> [Consigne 1] Recopiez fidèlement le passage de l'article sur le rugby écossais compris entre « Pour faire clair » et « des dernières années. », ces deux extraits inclus.
> [Consigne 2] D'après l'article sur le rugby écossais, à quel match remonte le dernier exploit international de l'Écosse ?

> [Article]
Pour entrer dans le vif du sujet, je dois vous avouer que nous vous attendons avec impatience. L’Écosse, vieille nation mais jeune État, n'a finalement que peu d'occasions de faire parler d'elle en dehors sa production d'alcools, de tranches de saumon fumé et de pulls en cachemire. Son équipe nationale de rugby devrait à ce titre représenter une bonne part de la fierté nationale. Il se trouve, et il ne faut pas avoir peur des mots, que cette équipe incarne surtout le symbole de l'incapacité nationale. Nous comptons donc sur vous pour redorer notre blason quelque peu cabossé et redonner confiance et orgueil à notre population sévèrement éprouvée en termes de résultats rugbystiques. Notre dernier exploit international remonte à une improbable victoire d’Édimbourg contre le Stade Toulousain en H Cup, c'est dire...
Pour faire clair et simple, en Écosse, on ne plaisante pas avec le rugby, et nous avons eu trop d'humoristes sur le terrain au cours des dernières années.
D'ailleurs, vous le savez certainement, l’Écosse, alliée historique de la France, nourrit une animosité naturelle à l'encontre de son voisin méridional, oppresseur impérialiste, buveur de bière tiédasse, pervers monarchiste, et j'en passe, dont je tairai le nom mais dont vous voyez bien de qui je veux parler, suivez mon regard... Vous objecterez qu'il n'existe, a priori, dans le monde aucune nation digne de ce nom qui peut encadrer les Rosbifs. Certes. Mais la proximité et l'histoire que nous avons été forcés de partager avec cet inutile voisin rend le sujet particulièrement sensible dans les Highlands. C'est pourquoi je me permets d'insister lourdement sur l'impérieuse priorité qui est la votre de remporter toutes les rencontres qui nous opposeront au XV de la Rose, et plus particulièrement, celles qui auront lieu à Murrayfield. En cela, vous ne vous écarterez pas d'une vieille tradition française, et, j'oserais dire, auvergnate : L'une de vos missions est bien de transformer "Edimbourg-terre d'accueil" en "Citadelle imprenable".

> [Données fournies]
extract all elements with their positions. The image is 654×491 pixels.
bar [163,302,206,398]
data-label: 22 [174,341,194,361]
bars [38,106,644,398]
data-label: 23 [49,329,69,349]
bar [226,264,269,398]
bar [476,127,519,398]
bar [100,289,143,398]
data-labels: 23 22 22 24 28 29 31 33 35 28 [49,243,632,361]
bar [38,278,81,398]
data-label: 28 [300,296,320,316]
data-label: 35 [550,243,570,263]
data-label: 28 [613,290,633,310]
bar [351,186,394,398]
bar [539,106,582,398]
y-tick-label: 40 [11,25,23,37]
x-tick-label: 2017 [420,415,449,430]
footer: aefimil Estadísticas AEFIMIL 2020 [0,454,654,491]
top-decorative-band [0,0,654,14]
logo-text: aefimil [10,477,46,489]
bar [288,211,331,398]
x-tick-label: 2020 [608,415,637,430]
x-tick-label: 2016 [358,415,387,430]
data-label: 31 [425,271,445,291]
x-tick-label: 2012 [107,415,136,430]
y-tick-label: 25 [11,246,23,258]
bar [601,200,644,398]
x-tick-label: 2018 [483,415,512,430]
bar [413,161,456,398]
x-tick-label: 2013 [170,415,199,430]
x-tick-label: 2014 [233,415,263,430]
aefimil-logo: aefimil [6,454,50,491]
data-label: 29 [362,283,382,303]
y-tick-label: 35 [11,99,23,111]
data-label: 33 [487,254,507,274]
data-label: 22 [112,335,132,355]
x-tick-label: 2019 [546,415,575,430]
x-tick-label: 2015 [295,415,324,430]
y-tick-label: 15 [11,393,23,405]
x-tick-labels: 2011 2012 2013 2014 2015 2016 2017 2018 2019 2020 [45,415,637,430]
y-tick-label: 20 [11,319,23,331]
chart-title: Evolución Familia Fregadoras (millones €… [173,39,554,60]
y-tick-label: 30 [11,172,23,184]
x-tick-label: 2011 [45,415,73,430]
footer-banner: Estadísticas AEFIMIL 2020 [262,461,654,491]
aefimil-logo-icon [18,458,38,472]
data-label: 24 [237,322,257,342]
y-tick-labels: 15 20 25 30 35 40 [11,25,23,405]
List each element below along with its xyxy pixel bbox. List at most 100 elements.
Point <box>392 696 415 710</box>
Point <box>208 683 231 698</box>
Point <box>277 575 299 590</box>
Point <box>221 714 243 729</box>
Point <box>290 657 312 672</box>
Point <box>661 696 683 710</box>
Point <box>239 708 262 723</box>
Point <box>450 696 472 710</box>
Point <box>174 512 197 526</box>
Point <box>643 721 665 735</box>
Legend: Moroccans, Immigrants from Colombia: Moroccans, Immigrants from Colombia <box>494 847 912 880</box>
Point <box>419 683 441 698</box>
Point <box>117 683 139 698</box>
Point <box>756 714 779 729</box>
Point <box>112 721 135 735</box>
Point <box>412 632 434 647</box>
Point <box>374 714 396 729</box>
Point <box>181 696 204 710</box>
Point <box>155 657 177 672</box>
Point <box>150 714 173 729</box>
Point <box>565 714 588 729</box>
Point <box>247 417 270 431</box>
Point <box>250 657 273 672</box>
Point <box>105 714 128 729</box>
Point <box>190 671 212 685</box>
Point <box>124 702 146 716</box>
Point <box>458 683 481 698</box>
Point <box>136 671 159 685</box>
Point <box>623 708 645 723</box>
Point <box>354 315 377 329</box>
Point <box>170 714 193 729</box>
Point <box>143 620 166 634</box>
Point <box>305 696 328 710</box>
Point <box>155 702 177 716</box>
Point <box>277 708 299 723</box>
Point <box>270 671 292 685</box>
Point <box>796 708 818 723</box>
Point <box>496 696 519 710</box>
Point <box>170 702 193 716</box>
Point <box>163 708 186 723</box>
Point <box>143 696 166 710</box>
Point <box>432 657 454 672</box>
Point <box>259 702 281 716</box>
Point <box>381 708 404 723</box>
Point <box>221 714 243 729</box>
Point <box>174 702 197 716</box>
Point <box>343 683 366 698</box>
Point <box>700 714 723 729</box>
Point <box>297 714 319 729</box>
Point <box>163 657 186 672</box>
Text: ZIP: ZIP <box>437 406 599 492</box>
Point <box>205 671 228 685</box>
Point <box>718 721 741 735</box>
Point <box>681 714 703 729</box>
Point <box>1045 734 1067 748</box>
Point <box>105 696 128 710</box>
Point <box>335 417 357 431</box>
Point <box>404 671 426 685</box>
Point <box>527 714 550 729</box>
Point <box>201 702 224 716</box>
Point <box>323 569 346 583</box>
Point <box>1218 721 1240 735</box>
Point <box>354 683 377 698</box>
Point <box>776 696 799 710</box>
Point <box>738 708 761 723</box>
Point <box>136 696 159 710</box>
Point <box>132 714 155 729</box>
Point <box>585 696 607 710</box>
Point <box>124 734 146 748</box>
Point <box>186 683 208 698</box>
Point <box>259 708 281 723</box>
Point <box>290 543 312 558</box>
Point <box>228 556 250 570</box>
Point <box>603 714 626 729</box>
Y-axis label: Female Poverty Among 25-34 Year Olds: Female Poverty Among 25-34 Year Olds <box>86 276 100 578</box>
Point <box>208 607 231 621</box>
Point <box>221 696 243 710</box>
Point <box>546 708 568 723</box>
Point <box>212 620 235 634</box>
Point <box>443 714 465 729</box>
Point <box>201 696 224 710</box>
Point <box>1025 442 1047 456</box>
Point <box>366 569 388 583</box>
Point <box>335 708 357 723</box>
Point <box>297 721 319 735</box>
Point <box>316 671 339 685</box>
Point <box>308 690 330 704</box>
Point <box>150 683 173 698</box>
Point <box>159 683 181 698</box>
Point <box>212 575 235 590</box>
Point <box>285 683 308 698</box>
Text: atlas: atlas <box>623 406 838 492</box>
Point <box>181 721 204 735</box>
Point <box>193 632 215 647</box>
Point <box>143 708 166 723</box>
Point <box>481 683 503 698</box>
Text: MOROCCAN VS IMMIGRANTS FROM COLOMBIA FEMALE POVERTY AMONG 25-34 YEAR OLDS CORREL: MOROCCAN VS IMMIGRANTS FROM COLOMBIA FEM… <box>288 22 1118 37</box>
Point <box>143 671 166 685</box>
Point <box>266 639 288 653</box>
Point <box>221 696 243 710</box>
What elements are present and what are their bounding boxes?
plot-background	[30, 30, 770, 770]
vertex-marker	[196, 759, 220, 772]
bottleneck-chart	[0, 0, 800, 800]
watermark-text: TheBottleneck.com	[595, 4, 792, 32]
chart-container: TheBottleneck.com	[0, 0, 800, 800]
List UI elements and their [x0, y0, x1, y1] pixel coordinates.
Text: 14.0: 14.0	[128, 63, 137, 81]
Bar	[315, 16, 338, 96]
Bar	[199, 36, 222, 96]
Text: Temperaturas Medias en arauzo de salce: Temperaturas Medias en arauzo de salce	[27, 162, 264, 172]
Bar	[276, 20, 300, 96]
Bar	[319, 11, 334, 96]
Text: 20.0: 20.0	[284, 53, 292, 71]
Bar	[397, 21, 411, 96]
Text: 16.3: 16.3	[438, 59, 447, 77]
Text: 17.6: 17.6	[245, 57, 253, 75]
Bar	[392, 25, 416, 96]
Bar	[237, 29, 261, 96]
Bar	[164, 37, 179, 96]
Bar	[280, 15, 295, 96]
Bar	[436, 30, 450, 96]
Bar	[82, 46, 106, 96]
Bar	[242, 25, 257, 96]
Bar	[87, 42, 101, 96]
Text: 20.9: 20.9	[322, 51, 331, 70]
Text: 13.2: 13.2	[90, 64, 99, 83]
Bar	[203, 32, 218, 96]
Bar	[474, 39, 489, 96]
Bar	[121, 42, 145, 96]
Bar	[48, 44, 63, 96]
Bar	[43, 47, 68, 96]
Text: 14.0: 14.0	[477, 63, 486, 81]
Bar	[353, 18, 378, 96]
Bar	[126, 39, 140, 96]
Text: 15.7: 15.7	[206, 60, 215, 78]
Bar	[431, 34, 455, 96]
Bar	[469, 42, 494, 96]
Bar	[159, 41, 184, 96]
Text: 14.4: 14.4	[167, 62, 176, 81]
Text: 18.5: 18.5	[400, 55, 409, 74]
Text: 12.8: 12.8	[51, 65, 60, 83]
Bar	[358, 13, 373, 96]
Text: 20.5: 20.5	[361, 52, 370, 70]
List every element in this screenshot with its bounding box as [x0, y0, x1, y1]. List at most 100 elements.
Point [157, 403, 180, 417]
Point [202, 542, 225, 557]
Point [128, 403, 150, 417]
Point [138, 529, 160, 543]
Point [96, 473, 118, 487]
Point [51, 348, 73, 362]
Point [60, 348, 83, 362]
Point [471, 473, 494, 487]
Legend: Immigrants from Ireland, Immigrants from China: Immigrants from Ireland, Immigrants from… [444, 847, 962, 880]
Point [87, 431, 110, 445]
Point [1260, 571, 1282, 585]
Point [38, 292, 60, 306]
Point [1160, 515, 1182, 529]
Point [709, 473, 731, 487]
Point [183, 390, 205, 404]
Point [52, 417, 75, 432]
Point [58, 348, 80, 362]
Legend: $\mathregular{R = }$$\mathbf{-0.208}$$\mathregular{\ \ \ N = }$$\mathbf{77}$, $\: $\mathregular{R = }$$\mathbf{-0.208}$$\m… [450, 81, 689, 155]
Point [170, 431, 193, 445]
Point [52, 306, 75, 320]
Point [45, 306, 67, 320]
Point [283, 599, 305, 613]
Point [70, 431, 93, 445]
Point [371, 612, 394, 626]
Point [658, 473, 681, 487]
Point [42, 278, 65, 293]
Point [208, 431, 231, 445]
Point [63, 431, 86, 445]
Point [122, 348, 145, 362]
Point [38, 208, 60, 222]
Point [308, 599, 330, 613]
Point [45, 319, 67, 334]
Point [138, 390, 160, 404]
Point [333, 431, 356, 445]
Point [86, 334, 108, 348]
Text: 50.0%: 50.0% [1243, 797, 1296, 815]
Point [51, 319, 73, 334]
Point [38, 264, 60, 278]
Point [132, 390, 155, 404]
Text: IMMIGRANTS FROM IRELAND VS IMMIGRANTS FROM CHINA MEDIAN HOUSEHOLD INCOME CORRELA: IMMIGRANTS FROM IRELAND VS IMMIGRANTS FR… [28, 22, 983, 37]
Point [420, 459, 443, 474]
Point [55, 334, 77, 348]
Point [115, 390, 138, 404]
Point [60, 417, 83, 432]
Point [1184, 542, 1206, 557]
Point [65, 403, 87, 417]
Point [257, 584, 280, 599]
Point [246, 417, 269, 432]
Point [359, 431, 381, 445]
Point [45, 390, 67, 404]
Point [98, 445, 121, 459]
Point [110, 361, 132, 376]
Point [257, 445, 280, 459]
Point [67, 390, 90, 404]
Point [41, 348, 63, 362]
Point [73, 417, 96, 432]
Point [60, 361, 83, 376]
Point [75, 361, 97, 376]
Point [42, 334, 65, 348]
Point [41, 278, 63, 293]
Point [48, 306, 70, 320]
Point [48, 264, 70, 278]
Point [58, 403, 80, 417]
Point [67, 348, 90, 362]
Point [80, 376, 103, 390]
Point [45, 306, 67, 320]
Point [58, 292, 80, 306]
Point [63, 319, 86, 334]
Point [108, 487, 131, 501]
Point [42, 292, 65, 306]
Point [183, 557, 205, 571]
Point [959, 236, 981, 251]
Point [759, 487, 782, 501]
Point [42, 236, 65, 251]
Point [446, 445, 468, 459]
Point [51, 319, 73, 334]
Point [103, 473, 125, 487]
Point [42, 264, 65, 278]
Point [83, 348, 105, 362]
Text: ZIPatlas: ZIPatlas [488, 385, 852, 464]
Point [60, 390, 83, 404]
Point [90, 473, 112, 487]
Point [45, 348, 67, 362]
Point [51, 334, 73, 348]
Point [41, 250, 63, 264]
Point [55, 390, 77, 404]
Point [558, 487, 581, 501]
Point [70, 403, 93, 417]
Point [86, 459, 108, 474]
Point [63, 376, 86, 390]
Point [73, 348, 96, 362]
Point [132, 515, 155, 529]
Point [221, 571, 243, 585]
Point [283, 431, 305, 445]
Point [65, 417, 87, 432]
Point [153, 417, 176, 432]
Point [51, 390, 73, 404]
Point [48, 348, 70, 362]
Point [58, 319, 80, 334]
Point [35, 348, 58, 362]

> [Réponse attendue 1]
Pour faire clair et simple, en Écosse, on ne plaisante pas avec le rugby, et nous avons eu trop d'humoristes sur le terrain au cours des dernières années.

> [Réponse attendue 2] À une improbable victoire d'Édimbourg contre le Stade Toulousain en H Cup.